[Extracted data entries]

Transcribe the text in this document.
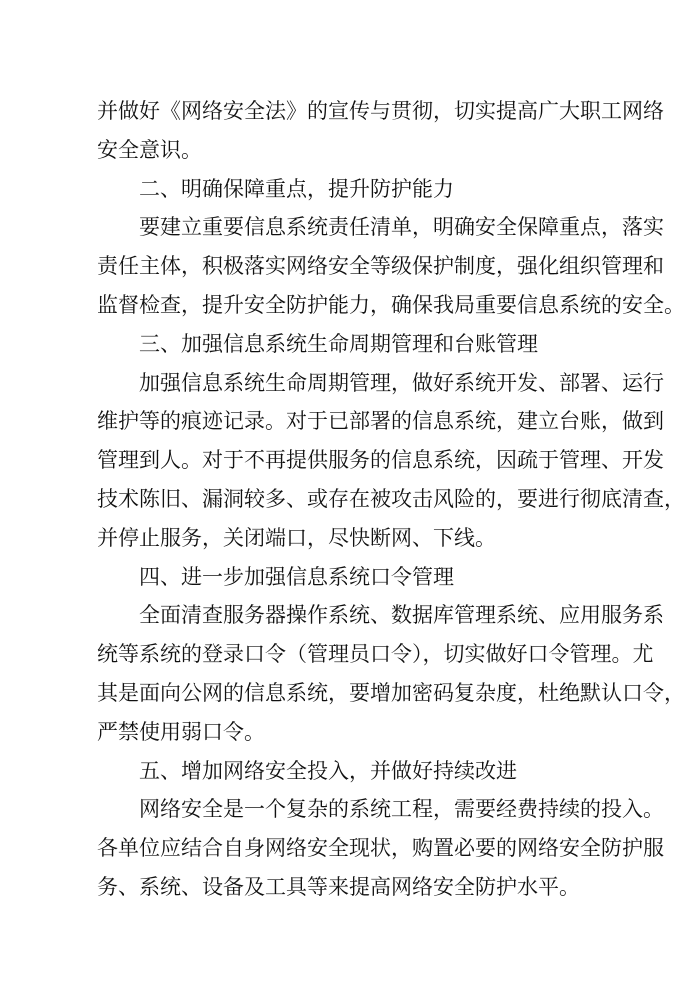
并做好《网络安全法》的宣传与贯彻，切实提高广大职工网络
安全意识。
二、明确保障重点，提升防护能力
要建立重要信息系统责任清单，明确安全保障重点，落实
责任主体，积极落实网络安全等级保护制度，强化组织管理和
监督检查，提升安全防护能力，确保我局重要信息系统的安全。
三、加强信息系统生命周期管理和台账管理
加强信息系统生命周期管理，做好系统开发、部署、运行
维护等的痕迹记录。对于已部署的信息系统，建立台账，做到
管理到人。对于不再提供服务的信息系统，因疏于管理、开发
技术陈旧、漏洞较多、或存在被攻击风险的，要进行彻底清查，
并停止服务，关闭端口，尽快断网、下线。
四、进一步加强信息系统口令管理
全面清查服务器操作系统、数据库管理系统、应用服务系
统等系统的登录口令（管理员口令），切实做好口令管理。尤
其是面向公网的信息系统，要增加密码复杂度，杜绝默认口令，
严禁使用弱口令。
五、增加网络安全投入，并做好持续改进
网络安全是一个复杂的系统工程，需要经费持续的投入。
各单位应结合自身网络安全现状，购置必要的网络安全防护服
务、系统、设备及工具等来提高网络安全防护水平。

Job: Go through the material above and print all of it exactly, except the pictures.

Answer for this exercise:
Transcribe the text in this document.
并做好《网络安全法》的宣传与贯彻，切实提高广大职工网络
安全意识。
二、明确保障重点，提升防护能力
要建立重要信息系统责任清单，明确安全保障重点，落实
责任主体，积极落实网络安全等级保护制度，强化组织管理和
监督检查，提升安全防护能力，确保我局重要信息系统的安全。
三、加强信息系统生命周期管理和台账管理
加强信息系统生命周期管理，做好系统开发、部署、运行
维护等的痕迹记录。对于已部署的信息系统，建立台账，做到
管理到人。对于不再提供服务的信息系统，因疏于管理、开发
技术陈旧、漏洞较多、或存在被攻击风险的，要进行彻底清查，
并停止服务，关闭端口，尽快断网、下线。
四、进一步加强信息系统口令管理
全面清查服务器操作系统、数据库管理系统、应用服务系
统等系统的登录口令（管理员口令），切实做好口令管理。尤
其是面向公网的信息系统，要增加密码复杂度，杜绝默认口令，
严禁使用弱口令。
五、增加网络安全投入，并做好持续改进
网络安全是一个复杂的系统工程，需要经费持续的投入。
各单位应结合自身网络安全现状，购置必要的网络安全防护服
务、系统、设备及工具等来提高网络安全防护水平。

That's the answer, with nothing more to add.